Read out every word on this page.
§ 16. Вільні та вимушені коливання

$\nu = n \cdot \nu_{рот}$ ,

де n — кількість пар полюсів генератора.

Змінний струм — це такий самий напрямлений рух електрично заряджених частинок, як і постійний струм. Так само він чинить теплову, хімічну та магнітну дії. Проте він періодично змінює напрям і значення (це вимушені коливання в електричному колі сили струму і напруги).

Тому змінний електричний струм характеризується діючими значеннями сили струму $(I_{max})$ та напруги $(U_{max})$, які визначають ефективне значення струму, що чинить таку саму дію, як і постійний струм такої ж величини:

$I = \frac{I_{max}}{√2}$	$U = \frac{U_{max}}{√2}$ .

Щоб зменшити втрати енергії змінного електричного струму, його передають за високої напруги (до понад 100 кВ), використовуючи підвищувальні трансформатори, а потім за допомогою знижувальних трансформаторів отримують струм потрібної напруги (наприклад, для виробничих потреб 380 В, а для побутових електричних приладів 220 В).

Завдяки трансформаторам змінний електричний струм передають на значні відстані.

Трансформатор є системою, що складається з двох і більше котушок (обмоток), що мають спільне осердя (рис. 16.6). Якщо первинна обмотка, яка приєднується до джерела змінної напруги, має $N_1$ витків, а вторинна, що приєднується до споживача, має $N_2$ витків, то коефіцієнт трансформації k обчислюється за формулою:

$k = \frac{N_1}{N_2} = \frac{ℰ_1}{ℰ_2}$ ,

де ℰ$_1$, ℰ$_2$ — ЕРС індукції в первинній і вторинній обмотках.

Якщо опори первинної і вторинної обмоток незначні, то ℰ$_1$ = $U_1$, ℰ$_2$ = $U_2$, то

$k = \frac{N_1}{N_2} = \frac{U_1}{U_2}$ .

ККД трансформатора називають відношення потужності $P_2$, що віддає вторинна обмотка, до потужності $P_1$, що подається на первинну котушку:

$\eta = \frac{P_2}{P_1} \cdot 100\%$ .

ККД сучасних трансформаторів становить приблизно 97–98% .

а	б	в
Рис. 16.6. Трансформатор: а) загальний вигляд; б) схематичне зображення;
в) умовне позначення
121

=====

● **THE TASK**: Look through the entries above for the word "передають". Copy every line where it shows up.

● **TASK SOLUTION**:
Щоб зменшити втрати енергії змінного електричного струму, його передають за високої напруги (до понад 100 кВ), використовуючи підвищувальні трансформатори, а потім за допомогою знижувальних трансформаторів отримують струм потрібної напруги (наприклад, для виробничих потреб 380 В, а для побутових електричних приладів 220 В).
Завдяки трансформаторам змінний електричний струм передають на значні відстані.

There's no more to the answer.